**Work to be completed:** Repeat every line of the listing below word for word.

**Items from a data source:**

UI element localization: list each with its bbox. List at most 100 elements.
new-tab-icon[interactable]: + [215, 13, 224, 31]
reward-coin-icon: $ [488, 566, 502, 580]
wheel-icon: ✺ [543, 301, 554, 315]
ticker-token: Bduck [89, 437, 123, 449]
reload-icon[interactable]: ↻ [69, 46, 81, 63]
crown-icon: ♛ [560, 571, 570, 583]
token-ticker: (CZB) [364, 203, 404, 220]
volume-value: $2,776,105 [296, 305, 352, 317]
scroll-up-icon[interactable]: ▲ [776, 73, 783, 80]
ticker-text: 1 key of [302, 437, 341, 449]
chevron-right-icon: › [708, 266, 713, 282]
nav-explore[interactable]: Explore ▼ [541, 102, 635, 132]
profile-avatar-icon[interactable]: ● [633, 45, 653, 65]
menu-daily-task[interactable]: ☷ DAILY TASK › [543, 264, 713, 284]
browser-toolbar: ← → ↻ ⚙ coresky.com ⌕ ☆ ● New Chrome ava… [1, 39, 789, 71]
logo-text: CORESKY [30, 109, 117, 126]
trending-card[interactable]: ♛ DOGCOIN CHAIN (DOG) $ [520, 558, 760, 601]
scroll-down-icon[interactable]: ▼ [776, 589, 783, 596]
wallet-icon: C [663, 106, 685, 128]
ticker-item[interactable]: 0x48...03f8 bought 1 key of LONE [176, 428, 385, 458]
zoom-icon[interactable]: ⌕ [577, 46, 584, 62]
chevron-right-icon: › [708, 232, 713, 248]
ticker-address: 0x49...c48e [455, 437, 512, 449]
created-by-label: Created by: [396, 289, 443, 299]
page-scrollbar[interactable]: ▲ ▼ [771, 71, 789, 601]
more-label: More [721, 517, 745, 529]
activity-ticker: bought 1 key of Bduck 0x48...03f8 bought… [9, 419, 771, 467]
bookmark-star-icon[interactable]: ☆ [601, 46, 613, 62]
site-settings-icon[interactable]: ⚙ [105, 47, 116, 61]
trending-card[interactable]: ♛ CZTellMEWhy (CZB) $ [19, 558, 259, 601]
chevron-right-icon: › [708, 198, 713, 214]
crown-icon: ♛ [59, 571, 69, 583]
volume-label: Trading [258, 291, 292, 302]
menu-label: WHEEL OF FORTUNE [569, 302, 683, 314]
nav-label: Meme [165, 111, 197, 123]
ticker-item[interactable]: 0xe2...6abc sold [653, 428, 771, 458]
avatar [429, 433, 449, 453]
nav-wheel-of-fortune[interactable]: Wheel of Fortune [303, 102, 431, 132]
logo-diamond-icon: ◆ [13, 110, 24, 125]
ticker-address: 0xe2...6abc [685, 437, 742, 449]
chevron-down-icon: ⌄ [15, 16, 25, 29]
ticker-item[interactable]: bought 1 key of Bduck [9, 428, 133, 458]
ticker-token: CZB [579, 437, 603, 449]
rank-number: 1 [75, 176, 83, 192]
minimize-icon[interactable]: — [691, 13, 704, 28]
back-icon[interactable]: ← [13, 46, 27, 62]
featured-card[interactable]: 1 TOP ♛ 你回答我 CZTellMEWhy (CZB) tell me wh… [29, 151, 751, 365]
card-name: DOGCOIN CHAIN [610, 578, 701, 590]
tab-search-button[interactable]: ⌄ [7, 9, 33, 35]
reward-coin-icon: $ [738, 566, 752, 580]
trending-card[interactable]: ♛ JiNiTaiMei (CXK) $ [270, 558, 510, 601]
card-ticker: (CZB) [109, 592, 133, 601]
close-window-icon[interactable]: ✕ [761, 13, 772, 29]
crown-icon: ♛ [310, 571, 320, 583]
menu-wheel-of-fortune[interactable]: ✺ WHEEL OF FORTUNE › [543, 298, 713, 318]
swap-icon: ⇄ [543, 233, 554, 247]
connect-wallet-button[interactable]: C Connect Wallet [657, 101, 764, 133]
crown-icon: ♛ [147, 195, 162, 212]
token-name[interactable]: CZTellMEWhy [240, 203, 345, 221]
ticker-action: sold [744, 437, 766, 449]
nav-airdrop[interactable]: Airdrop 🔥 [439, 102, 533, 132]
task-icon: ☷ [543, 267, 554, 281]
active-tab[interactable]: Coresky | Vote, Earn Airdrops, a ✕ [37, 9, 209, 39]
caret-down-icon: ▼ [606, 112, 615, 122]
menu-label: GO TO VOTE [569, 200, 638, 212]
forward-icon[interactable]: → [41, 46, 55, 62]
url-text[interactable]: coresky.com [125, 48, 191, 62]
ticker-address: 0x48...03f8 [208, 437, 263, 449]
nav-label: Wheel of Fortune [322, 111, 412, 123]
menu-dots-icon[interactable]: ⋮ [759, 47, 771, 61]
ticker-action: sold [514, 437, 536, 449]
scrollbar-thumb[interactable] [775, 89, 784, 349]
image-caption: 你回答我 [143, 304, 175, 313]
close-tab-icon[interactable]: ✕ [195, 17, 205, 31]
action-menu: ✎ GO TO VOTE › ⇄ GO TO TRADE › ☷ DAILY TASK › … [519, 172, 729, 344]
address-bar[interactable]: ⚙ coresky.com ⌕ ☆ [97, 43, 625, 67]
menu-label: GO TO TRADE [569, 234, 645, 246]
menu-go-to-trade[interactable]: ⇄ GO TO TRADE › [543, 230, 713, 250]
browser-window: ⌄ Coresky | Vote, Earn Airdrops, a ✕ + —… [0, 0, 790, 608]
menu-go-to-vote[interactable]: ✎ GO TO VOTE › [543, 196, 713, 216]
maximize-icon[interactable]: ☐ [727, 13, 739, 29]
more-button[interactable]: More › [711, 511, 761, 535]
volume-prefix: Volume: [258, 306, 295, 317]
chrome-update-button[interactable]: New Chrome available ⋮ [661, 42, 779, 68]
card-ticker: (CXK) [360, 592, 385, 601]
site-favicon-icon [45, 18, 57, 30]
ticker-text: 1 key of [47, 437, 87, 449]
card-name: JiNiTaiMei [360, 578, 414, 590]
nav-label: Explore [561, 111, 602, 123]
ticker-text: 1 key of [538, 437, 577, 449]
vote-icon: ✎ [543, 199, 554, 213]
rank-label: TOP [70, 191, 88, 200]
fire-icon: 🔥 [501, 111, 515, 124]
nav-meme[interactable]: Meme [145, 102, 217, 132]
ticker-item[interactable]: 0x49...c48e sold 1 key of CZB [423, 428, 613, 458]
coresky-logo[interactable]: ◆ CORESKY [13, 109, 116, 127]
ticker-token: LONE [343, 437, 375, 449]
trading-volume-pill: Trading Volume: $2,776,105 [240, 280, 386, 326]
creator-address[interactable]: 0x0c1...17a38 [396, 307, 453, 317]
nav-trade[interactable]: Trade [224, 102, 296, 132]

**Answer in full:**
UI element localization: list each with its bbox. List at most 100 elements.
new-tab-icon[interactable]: + [215, 13, 224, 31]
reward-coin-icon: $ [488, 566, 502, 580]
wheel-icon: ✺ [543, 301, 554, 315]
ticker-token: Bduck [89, 437, 123, 449]
reload-icon[interactable]: ↻ [69, 46, 81, 63]
crown-icon: ♛ [560, 571, 570, 583]
token-ticker: (CZB) [364, 203, 404, 220]
volume-value: $2,776,105 [296, 305, 352, 317]
scroll-up-icon[interactable]: ▲ [776, 73, 783, 80]
ticker-text: 1 key of [302, 437, 341, 449]
chevron-right-icon: › [708, 266, 713, 282]
nav-explore[interactable]: Explore ▼ [541, 102, 635, 132]
profile-avatar-icon[interactable]: ● [633, 45, 653, 65]
menu-daily-task[interactable]: ☷ DAILY TASK › [543, 264, 713, 284]
browser-toolbar: ← → ↻ ⚙ coresky.com ⌕ ☆ ● New Chrome ava… [1, 39, 789, 71]
logo-text: CORESKY [30, 109, 117, 126]
trending-card[interactable]: ♛ DOGCOIN CHAIN (DOG) $ [520, 558, 760, 601]
scroll-down-icon[interactable]: ▼ [776, 589, 783, 596]
wallet-icon: C [663, 106, 685, 128]
ticker-item[interactable]: 0x48...03f8 bought 1 key of LONE [176, 428, 385, 458]
zoom-icon[interactable]: ⌕ [577, 46, 584, 62]
chevron-right-icon: › [708, 232, 713, 248]
ticker-address: 0x49...c48e [455, 437, 512, 449]
created-by-label: Created by: [396, 289, 443, 299]
page-scrollbar[interactable]: ▲ ▼ [771, 71, 789, 601]
more-label: More [721, 517, 745, 529]
activity-ticker: bought 1 key of Bduck 0x48...03f8 bought… [9, 419, 771, 467]
bookmark-star-icon[interactable]: ☆ [601, 46, 613, 62]
site-settings-icon[interactable]: ⚙ [105, 47, 116, 61]
trending-card[interactable]: ♛ CZTellMEWhy (CZB) $ [19, 558, 259, 601]
chevron-right-icon: › [708, 198, 713, 214]
crown-icon: ♛ [59, 571, 69, 583]
volume-label: Trading [258, 291, 292, 302]
menu-label: WHEEL OF FORTUNE [569, 302, 683, 314]
nav-label: Meme [165, 111, 197, 123]
ticker-item[interactable]: 0xe2...6abc sold [653, 428, 771, 458]
avatar [429, 433, 449, 453]
nav-wheel-of-fortune[interactable]: Wheel of Fortune [303, 102, 431, 132]
logo-diamond-icon: ◆ [13, 110, 24, 125]
ticker-address: 0xe2...6abc [685, 437, 742, 449]
chevron-down-icon: ⌄ [15, 16, 25, 29]
ticker-item[interactable]: bought 1 key of Bduck [9, 428, 133, 458]
ticker-token: CZB [579, 437, 603, 449]
rank-number: 1 [75, 176, 83, 192]
minimize-icon[interactable]: — [691, 13, 704, 28]
back-icon[interactable]: ← [13, 46, 27, 62]
featured-card[interactable]: 1 TOP ♛ 你回答我 CZTellMEWhy (CZB) tell me wh… [29, 151, 751, 365]
card-name: DOGCOIN CHAIN [610, 578, 701, 590]
tab-search-button[interactable]: ⌄ [7, 9, 33, 35]
reward-coin-icon: $ [738, 566, 752, 580]
trending-card[interactable]: ♛ JiNiTaiMei (CXK) $ [270, 558, 510, 601]
card-ticker: (CZB) [109, 592, 133, 601]
close-window-icon[interactable]: ✕ [761, 13, 772, 29]
crown-icon: ♛ [310, 571, 320, 583]
menu-wheel-of-fortune[interactable]: ✺ WHEEL OF FORTUNE › [543, 298, 713, 318]
swap-icon: ⇄ [543, 233, 554, 247]
connect-wallet-button[interactable]: C Connect Wallet [657, 101, 764, 133]
crown-icon: ♛ [147, 195, 162, 212]
token-name[interactable]: CZTellMEWhy [240, 203, 345, 221]
ticker-action: sold [744, 437, 766, 449]
nav-airdrop[interactable]: Airdrop 🔥 [439, 102, 533, 132]
task-icon: ☷ [543, 267, 554, 281]
active-tab[interactable]: Coresky | Vote, Earn Airdrops, a ✕ [37, 9, 209, 39]
caret-down-icon: ▼ [606, 112, 615, 122]
menu-label: GO TO VOTE [569, 200, 638, 212]
forward-icon[interactable]: → [41, 46, 55, 62]
url-text[interactable]: coresky.com [125, 48, 191, 62]
ticker-address: 0x48...03f8 [208, 437, 263, 449]
nav-label: Wheel of Fortune [322, 111, 412, 123]
menu-dots-icon[interactable]: ⋮ [759, 47, 771, 61]
ticker-action: sold [514, 437, 536, 449]
scrollbar-thumb[interactable] [775, 89, 784, 349]
image-caption: 你回答我 [143, 304, 175, 313]
close-tab-icon[interactable]: ✕ [195, 17, 205, 31]
action-menu: ✎ GO TO VOTE › ⇄ GO TO TRADE › ☷ DAILY TASK › … [519, 172, 729, 344]
address-bar[interactable]: ⚙ coresky.com ⌕ ☆ [97, 43, 625, 67]
menu-label: GO TO TRADE [569, 234, 645, 246]
menu-go-to-trade[interactable]: ⇄ GO TO TRADE › [543, 230, 713, 250]
browser-window: ⌄ Coresky | Vote, Earn Airdrops, a ✕ + —… [0, 0, 790, 608]
menu-go-to-vote[interactable]: ✎ GO TO VOTE › [543, 196, 713, 216]
maximize-icon[interactable]: ☐ [727, 13, 739, 29]
more-button[interactable]: More › [711, 511, 761, 535]
volume-prefix: Volume: [258, 306, 295, 317]
chrome-update-button[interactable]: New Chrome available ⋮ [661, 42, 779, 68]
card-ticker: (CXK) [360, 592, 385, 601]
site-favicon-icon [45, 18, 57, 30]
ticker-text: 1 key of [47, 437, 87, 449]
card-name: JiNiTaiMei [360, 578, 414, 590]
nav-label: Explore [561, 111, 602, 123]
ticker-text: 1 key of [538, 437, 577, 449]
vote-icon: ✎ [543, 199, 554, 213]
rank-label: TOP [70, 191, 88, 200]
fire-icon: 🔥 [501, 111, 515, 124]
nav-meme[interactable]: Meme [145, 102, 217, 132]
ticker-item[interactable]: 0x49...c48e sold 1 key of CZB [423, 428, 613, 458]
coresky-logo[interactable]: ◆ CORESKY [13, 109, 116, 127]
ticker-token: LONE [343, 437, 375, 449]
trading-volume-pill: Trading Volume: $2,776,105 [240, 280, 386, 326]
creator-address[interactable]: 0x0c1...17a38 [396, 307, 453, 317]
nav-trade[interactable]: Trade [224, 102, 296, 132]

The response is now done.